▶ _GOAL OF THE EXERCISE_
All lines in the data bearing the string "Output" should be identified and copied.

[Items from a figure collection]
-- start --
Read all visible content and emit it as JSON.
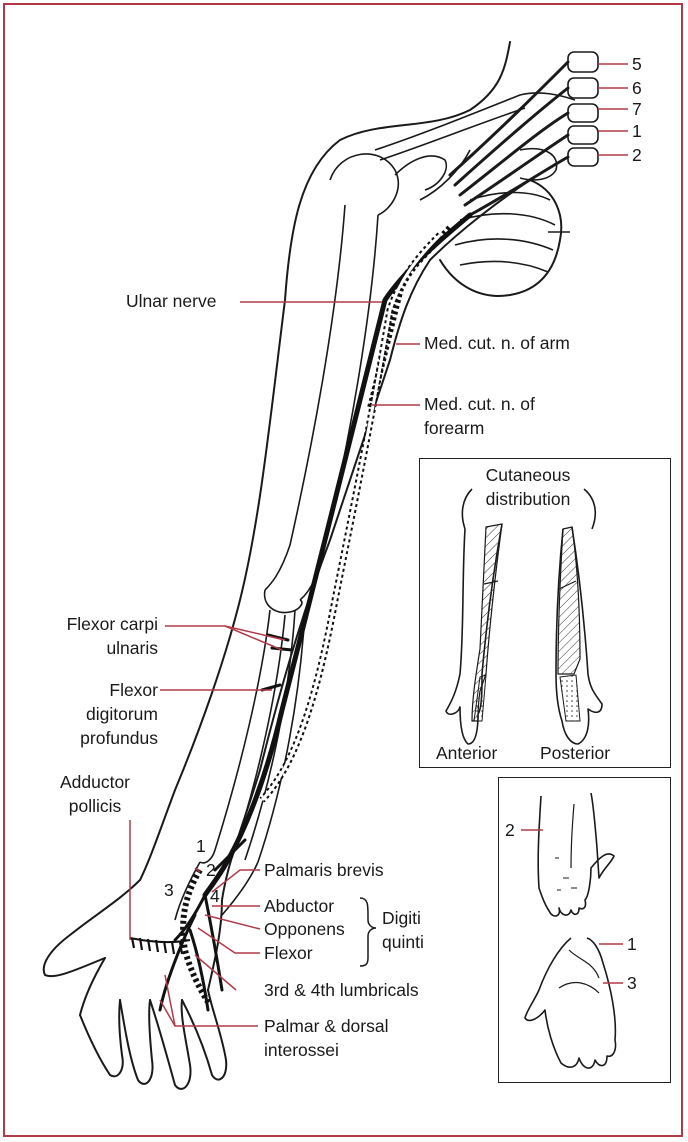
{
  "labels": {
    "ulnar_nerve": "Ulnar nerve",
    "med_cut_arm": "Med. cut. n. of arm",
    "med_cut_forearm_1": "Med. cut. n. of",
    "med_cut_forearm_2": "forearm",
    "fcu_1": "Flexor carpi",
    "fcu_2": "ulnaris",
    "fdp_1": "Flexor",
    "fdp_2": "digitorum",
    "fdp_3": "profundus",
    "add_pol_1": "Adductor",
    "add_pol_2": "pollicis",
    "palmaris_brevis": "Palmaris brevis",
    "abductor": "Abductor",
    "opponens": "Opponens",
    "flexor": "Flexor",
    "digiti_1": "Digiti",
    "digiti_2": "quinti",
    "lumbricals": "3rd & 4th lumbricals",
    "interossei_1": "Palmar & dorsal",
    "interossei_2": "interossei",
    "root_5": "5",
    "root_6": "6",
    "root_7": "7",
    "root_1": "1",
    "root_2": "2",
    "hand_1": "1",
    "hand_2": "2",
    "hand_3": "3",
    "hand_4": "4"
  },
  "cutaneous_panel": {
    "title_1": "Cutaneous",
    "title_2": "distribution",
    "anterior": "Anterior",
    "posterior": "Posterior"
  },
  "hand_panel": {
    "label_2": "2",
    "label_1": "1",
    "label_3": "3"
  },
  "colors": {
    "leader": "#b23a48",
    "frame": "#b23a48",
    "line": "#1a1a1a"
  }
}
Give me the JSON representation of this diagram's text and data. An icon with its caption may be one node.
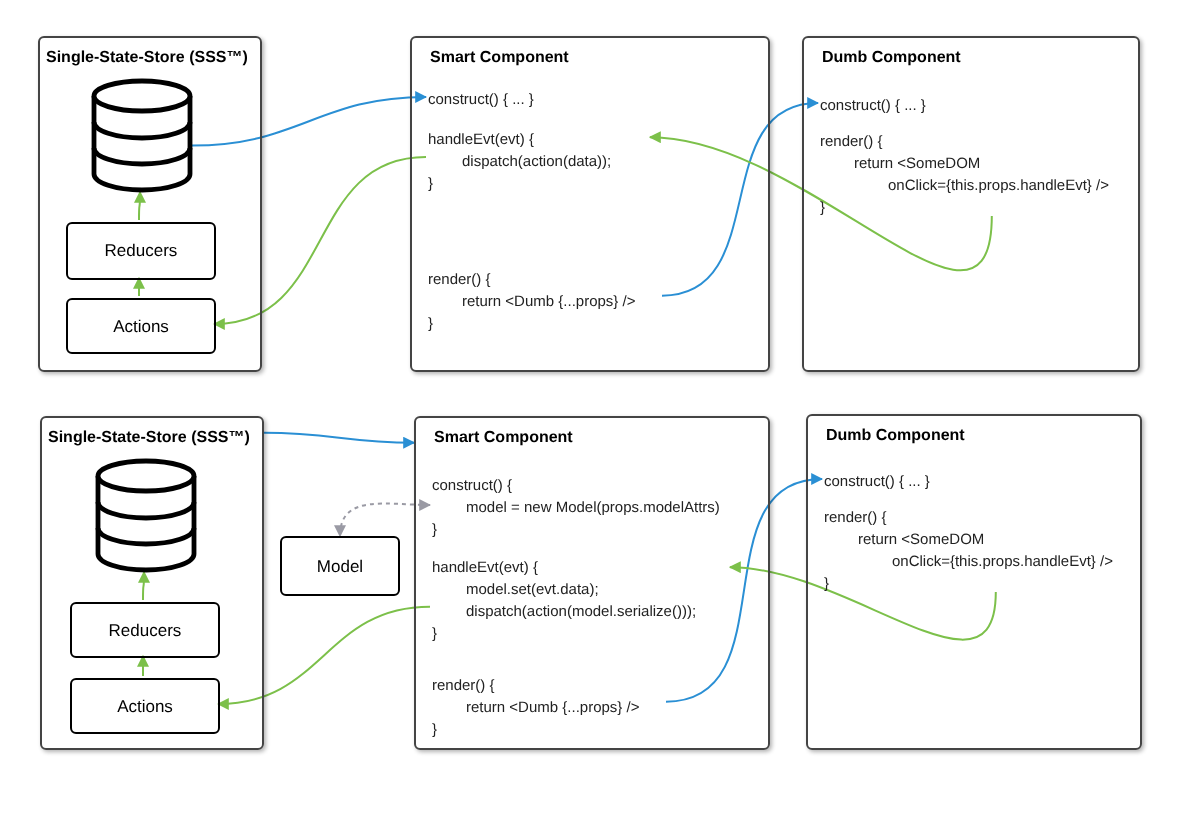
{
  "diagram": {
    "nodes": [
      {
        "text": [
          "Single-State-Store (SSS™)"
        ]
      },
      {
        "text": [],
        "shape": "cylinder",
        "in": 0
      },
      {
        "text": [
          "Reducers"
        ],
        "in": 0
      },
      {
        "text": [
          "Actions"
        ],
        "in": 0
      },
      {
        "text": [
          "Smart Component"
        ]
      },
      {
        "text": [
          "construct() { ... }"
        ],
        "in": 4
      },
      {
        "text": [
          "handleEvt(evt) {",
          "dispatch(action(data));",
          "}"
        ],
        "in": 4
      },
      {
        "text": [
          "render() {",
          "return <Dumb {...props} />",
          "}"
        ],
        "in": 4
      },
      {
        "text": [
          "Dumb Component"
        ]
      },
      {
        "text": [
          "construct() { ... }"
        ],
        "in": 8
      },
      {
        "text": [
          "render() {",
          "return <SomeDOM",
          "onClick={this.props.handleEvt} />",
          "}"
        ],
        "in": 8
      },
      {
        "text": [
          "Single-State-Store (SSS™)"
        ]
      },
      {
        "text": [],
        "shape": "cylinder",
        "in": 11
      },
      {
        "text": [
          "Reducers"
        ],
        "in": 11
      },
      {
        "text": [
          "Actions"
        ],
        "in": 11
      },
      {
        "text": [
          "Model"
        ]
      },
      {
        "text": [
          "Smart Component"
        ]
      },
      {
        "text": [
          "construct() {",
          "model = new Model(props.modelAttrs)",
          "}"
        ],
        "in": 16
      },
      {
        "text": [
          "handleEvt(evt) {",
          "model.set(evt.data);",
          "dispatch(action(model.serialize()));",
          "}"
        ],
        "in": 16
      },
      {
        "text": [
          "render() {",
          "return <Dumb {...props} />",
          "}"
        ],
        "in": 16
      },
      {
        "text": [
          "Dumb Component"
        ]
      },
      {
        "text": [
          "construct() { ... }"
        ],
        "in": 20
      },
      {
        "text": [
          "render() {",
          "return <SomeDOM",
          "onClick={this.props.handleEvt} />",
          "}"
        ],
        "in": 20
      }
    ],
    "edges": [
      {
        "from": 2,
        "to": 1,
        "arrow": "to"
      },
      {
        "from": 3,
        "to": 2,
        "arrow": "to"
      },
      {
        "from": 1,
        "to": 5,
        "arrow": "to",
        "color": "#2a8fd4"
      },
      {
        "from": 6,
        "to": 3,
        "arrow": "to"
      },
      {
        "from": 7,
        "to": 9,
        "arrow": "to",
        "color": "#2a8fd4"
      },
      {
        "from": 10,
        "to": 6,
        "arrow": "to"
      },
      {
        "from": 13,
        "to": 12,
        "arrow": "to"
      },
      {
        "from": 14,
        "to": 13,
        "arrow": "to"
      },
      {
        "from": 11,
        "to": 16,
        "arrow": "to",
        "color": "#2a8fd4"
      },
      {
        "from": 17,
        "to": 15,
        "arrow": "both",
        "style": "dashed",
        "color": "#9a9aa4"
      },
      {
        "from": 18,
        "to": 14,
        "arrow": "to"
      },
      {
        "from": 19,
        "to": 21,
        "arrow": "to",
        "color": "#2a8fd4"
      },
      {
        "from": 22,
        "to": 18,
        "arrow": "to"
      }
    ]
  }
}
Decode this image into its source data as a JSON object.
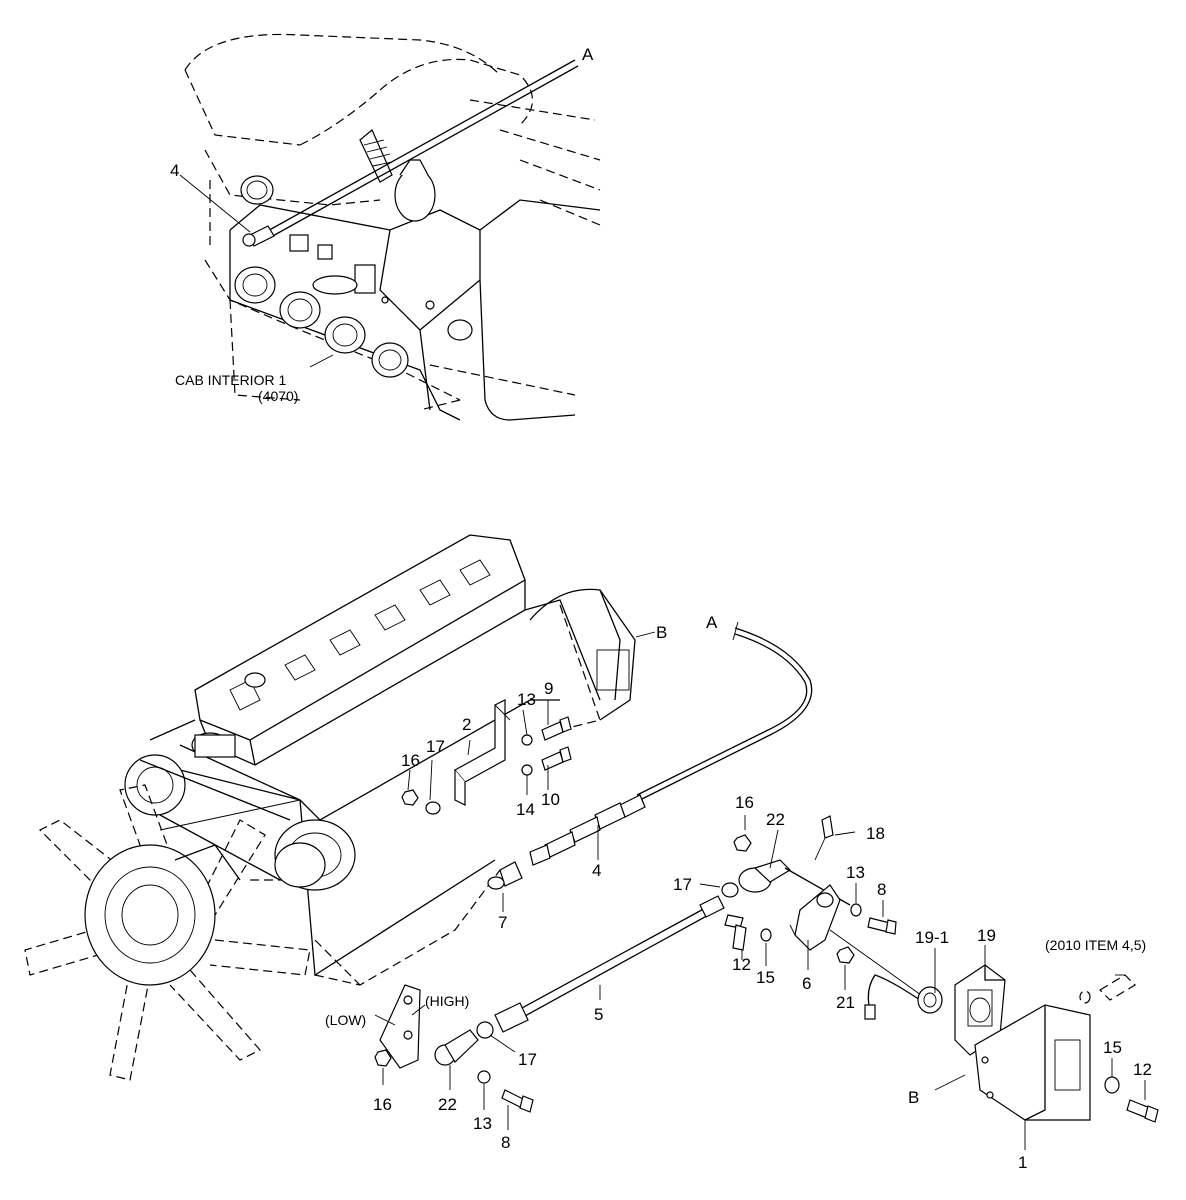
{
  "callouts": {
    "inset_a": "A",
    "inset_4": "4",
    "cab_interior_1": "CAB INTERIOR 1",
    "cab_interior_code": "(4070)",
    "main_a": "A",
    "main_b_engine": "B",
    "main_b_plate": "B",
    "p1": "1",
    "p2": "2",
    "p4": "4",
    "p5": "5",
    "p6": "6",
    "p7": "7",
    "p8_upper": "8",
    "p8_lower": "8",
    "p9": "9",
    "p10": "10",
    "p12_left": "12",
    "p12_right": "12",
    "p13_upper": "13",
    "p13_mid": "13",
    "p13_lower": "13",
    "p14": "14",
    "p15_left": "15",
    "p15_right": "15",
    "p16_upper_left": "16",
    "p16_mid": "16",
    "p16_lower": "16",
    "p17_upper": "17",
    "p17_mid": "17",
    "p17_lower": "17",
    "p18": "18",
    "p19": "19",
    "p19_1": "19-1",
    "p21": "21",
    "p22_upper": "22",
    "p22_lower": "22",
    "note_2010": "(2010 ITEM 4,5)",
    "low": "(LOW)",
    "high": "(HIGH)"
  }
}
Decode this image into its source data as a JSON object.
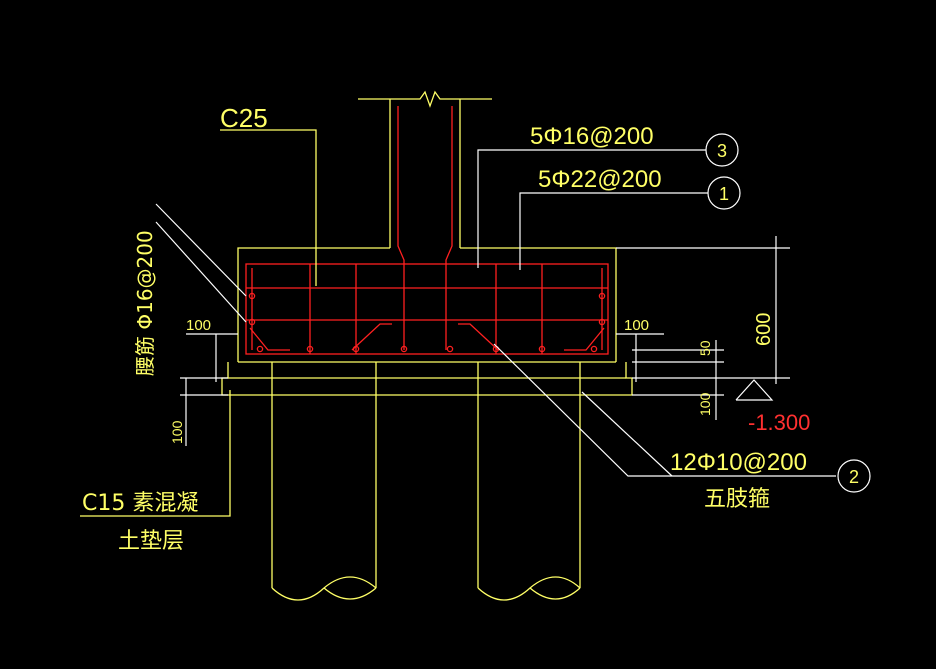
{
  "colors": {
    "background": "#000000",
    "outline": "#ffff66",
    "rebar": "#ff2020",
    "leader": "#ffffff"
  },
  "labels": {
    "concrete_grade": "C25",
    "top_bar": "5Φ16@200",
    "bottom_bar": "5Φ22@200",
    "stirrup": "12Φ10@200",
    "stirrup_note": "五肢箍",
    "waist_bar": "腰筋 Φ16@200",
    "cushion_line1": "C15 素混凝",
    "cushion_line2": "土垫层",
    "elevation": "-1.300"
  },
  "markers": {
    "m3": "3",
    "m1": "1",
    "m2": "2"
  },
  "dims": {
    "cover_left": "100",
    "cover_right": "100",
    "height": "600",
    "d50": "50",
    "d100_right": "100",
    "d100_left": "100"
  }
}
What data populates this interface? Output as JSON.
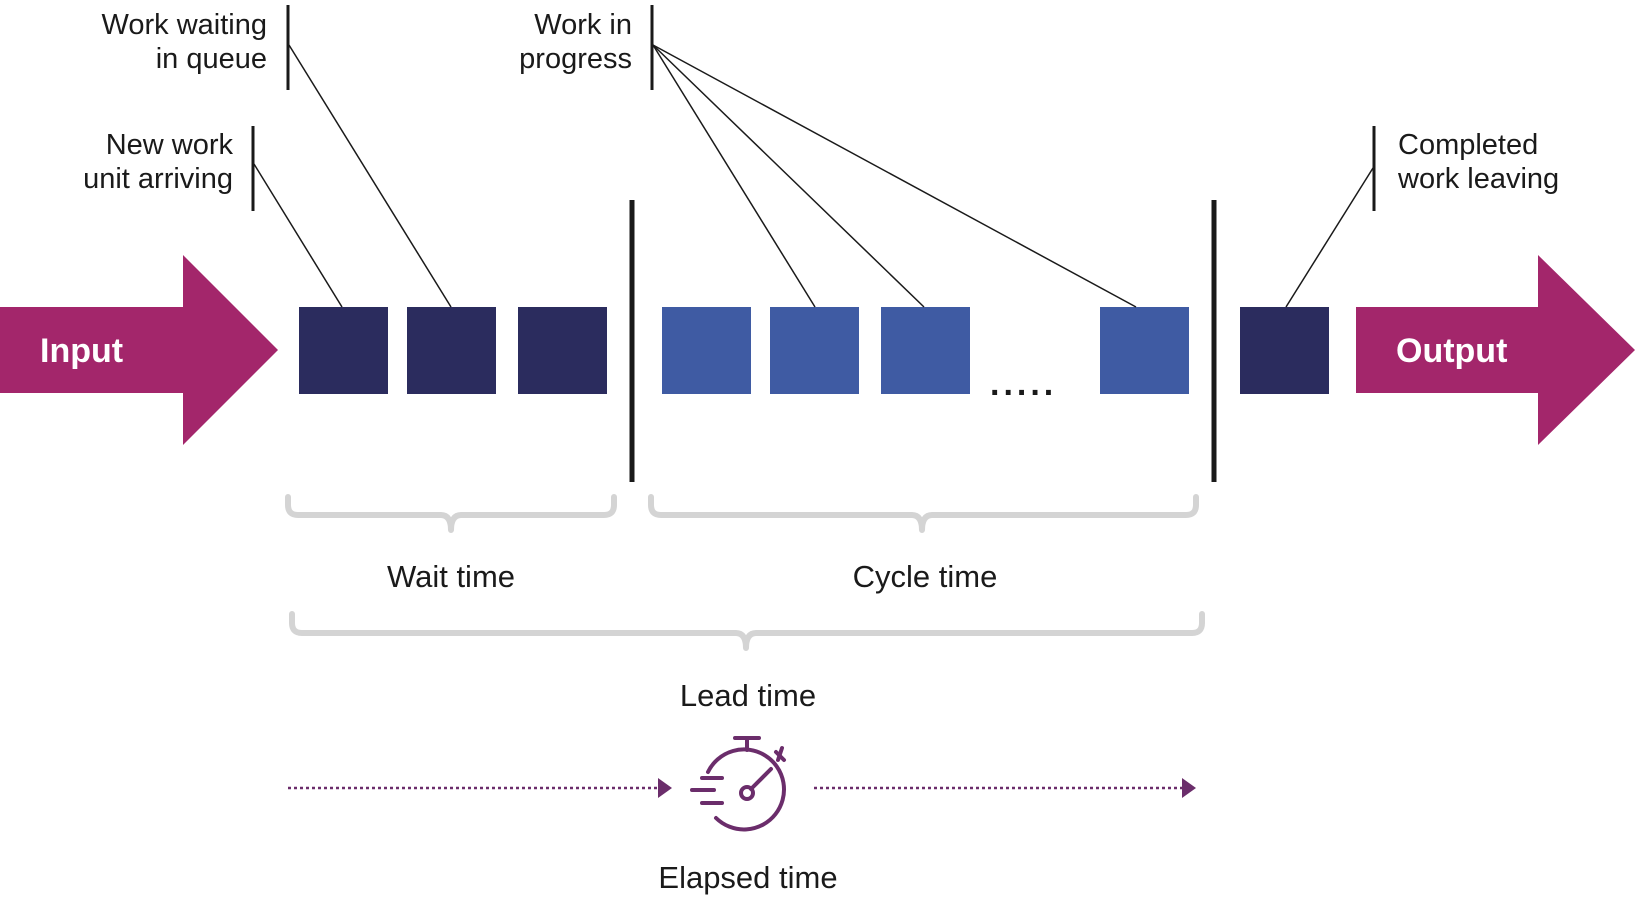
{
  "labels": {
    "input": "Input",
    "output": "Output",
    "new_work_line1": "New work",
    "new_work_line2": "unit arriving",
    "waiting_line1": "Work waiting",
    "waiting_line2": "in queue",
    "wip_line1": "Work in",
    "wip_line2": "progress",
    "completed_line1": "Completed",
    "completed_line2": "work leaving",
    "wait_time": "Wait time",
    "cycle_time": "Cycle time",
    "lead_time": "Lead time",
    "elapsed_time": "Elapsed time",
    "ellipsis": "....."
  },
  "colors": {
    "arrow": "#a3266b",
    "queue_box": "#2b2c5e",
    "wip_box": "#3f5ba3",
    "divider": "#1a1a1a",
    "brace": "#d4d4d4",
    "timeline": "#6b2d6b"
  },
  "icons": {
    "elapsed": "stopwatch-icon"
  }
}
-- end --
▶ _REPLY TO THE EXERCISE_
What data populates this interface? Output as JSON.
    "output": "Output",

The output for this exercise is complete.